Find all lines in the listing that include the word "Электроснабжение", then copy them.
▬▬▬▬▬▬▬▬▬▬
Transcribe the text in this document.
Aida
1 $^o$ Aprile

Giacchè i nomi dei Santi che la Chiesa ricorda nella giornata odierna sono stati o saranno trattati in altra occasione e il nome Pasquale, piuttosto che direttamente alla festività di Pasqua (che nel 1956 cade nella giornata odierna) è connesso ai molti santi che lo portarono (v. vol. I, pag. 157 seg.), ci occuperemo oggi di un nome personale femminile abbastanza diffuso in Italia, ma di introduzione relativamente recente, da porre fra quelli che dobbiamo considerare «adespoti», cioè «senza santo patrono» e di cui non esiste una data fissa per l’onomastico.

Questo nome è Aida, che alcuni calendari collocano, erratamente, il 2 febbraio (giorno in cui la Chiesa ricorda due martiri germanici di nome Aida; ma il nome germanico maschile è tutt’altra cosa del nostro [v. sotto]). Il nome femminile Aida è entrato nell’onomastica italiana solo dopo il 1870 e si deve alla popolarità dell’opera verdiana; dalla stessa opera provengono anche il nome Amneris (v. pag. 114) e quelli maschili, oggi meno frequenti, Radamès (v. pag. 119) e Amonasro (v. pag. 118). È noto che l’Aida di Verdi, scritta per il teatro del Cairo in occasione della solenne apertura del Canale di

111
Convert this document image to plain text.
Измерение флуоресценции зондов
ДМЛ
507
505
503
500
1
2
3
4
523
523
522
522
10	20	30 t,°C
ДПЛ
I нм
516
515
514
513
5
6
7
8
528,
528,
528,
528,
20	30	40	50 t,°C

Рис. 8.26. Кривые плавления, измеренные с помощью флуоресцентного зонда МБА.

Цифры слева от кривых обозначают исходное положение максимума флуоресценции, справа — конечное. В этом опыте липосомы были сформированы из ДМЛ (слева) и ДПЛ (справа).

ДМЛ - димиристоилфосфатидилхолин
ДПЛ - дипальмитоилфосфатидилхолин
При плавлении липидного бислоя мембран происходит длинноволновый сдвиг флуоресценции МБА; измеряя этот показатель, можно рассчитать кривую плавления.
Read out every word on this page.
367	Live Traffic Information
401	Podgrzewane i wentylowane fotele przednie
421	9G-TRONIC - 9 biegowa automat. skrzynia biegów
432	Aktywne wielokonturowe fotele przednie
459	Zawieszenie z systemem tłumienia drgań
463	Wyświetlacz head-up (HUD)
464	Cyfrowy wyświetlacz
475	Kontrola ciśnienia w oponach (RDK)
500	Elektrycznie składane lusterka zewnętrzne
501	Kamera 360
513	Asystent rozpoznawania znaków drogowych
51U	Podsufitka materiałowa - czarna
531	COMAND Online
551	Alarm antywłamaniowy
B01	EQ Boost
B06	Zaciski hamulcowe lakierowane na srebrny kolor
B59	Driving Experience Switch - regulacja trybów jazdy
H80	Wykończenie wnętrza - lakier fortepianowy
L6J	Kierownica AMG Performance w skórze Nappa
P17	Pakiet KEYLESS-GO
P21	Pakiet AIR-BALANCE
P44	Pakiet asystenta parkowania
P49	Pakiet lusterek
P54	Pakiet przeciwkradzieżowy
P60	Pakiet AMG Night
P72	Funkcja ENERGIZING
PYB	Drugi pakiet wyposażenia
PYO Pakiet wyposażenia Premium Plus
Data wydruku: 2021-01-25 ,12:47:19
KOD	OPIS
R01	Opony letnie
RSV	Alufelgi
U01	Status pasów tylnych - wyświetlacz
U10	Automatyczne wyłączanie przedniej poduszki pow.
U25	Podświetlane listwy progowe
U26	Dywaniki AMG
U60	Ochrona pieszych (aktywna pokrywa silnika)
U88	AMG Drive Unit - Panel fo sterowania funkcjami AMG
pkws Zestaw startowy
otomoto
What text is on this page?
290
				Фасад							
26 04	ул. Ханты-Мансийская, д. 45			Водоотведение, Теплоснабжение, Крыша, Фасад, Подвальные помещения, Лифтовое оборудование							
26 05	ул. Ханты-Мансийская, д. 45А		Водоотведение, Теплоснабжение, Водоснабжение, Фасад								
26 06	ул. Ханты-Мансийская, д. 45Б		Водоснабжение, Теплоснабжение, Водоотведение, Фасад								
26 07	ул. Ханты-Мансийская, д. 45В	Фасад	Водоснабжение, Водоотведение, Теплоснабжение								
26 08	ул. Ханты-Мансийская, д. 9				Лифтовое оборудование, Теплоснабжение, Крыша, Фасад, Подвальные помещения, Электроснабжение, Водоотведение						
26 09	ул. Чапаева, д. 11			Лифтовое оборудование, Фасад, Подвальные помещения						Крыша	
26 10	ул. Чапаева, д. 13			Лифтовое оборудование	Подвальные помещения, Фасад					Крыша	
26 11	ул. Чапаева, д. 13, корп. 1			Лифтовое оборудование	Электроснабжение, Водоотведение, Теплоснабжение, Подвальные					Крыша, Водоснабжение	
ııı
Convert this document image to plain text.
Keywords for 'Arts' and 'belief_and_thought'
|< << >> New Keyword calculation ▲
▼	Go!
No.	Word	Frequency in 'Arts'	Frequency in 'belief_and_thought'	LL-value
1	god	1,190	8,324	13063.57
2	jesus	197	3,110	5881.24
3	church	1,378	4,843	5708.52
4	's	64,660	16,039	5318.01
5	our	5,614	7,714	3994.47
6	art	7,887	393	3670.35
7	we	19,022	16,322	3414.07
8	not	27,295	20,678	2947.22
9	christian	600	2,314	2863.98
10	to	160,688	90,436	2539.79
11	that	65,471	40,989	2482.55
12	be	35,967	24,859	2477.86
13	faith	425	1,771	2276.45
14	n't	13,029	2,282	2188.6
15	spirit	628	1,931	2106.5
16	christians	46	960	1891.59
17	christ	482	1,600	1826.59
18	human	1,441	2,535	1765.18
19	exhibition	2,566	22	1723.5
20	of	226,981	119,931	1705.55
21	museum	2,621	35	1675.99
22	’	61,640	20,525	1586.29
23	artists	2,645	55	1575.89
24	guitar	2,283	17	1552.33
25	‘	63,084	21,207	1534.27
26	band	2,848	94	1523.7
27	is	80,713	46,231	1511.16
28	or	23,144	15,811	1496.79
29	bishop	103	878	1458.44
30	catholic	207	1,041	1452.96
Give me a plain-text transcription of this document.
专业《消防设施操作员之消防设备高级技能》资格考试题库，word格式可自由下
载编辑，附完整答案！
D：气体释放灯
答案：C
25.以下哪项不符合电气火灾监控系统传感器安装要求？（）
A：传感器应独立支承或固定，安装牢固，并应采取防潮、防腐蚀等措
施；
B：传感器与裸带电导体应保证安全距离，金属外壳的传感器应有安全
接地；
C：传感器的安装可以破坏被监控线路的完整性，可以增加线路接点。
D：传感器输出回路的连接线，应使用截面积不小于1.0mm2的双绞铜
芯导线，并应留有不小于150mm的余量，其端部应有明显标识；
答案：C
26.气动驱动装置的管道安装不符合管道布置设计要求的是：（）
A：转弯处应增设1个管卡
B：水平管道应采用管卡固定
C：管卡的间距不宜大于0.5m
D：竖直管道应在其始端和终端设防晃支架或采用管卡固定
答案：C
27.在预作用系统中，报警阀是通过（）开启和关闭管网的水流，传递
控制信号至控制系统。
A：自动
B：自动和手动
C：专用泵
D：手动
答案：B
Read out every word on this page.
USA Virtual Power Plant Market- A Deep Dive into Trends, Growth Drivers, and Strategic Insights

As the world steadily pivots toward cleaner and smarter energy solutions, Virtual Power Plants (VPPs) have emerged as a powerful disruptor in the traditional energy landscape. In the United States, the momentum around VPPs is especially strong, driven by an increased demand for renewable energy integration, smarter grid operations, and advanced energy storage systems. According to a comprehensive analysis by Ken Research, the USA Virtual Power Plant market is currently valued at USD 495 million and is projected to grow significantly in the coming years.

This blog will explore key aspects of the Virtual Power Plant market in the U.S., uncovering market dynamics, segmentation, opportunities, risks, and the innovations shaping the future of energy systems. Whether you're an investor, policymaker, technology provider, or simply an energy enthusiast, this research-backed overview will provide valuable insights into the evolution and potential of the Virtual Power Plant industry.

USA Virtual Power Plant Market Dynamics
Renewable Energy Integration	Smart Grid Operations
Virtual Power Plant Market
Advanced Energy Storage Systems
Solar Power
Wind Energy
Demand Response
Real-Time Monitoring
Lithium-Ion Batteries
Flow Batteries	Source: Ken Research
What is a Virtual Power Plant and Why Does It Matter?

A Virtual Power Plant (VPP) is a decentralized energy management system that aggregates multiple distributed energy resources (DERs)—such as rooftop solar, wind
▬▬▬▬▬▬▬▬▬▬
> _Output below_
26 08	ул. Ханты-Мансийская, д. 9				Лифтовое оборудование, Теплоснабжение, Крыша, Фасад, Подвальные помещения, Электроснабжение, Водоотведение						
26 11	ул. Чапаева, д. 13, корп. 1			Лифтовое оборудование	Электроснабжение, Водоотведение, Теплоснабжение, Подвальные					Крыша, Водоснабжение	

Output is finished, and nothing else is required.